[Part of a data file]
####

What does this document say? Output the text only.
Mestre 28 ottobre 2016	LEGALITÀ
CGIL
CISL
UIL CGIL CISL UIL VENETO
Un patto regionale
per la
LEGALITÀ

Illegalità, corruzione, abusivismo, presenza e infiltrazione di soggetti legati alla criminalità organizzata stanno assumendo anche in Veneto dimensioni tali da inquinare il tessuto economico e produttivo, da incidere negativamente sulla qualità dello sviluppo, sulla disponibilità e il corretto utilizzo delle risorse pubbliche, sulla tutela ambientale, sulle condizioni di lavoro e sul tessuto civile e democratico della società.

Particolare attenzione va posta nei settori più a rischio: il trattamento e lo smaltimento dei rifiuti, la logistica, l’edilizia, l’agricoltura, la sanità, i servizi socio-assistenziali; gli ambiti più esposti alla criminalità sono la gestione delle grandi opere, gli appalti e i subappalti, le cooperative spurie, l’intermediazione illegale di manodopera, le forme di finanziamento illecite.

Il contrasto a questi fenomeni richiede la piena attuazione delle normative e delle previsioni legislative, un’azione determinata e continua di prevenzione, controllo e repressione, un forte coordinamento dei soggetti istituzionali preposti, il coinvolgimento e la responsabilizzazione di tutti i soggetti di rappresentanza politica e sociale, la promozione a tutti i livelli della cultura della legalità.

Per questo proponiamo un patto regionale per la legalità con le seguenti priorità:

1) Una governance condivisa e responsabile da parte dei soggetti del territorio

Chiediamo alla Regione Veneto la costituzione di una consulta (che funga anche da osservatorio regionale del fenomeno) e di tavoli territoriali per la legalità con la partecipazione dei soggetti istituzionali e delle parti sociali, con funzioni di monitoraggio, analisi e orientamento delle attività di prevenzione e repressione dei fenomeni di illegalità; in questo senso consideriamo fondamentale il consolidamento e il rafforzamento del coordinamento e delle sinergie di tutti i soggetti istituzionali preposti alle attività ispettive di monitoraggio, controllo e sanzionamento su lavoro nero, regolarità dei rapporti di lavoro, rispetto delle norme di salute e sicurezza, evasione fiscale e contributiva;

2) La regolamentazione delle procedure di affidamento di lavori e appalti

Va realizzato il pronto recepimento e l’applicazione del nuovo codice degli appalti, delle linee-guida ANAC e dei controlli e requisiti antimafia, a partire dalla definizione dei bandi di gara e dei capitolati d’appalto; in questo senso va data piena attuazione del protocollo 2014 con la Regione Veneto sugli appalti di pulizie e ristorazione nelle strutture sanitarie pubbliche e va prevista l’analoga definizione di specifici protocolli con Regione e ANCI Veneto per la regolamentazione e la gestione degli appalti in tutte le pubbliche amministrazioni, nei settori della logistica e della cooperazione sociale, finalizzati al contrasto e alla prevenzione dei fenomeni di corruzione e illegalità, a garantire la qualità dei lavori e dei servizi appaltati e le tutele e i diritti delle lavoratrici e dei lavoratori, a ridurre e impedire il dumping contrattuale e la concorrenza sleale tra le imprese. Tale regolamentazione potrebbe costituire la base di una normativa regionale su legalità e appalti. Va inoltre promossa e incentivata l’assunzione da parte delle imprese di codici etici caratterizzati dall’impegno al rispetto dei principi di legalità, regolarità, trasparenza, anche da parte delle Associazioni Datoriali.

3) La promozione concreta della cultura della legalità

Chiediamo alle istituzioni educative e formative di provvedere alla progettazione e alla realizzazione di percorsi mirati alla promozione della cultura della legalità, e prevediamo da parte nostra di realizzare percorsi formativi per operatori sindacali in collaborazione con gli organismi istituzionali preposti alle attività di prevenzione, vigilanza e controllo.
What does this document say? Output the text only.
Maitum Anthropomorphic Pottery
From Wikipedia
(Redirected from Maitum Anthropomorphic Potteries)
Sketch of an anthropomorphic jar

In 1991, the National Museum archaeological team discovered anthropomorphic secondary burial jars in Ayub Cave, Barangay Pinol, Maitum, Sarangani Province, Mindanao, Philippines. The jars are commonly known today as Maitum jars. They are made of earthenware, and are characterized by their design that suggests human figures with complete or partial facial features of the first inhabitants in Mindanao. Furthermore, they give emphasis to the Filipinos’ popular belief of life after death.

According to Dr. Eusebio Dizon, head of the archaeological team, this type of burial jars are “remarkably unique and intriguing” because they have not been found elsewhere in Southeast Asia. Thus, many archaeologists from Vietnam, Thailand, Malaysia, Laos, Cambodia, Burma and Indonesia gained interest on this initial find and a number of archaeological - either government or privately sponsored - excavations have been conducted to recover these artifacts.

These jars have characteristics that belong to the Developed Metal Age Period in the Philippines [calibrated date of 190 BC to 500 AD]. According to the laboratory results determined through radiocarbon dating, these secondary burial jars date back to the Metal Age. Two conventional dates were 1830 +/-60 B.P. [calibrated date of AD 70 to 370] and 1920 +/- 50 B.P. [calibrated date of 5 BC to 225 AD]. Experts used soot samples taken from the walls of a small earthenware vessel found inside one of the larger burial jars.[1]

####

WHAT TO PRODUCE: Where a line above includes "earthenware", copy that line.

ANSWER TO THIS EXERCISE:
In 1991, the National Museum archaeological team discovered anthropomorphic secondary burial jars in Ayub Cave, Barangay Pinol, Maitum, Sarangani Province, Mindanao, Philippines. The jars are commonly known today as Maitum jars. They are made of earthenware, and are characterized by their design that suggests human figures with complete or partial facial features of the first inhabitants in Mindanao. Furthermore, they give emphasis to the Filipinos’ popular belief of life after death.
These jars have characteristics that belong to the Developed Metal Age Period in the Philippines [calibrated date of 190 BC to 500 AD]. According to the laboratory results determined through radiocarbon dating, these secondary burial jars date back to the Metal Age. Two conventional dates were 1830 +/-60 B.P. [calibrated date of AD 70 to 370] and 1920 +/- 50 B.P. [calibrated date of 5 BC to 225 AD]. Experts used soot samples taken from the walls of a small earthenware vessel found inside one of the larger burial jars.[1]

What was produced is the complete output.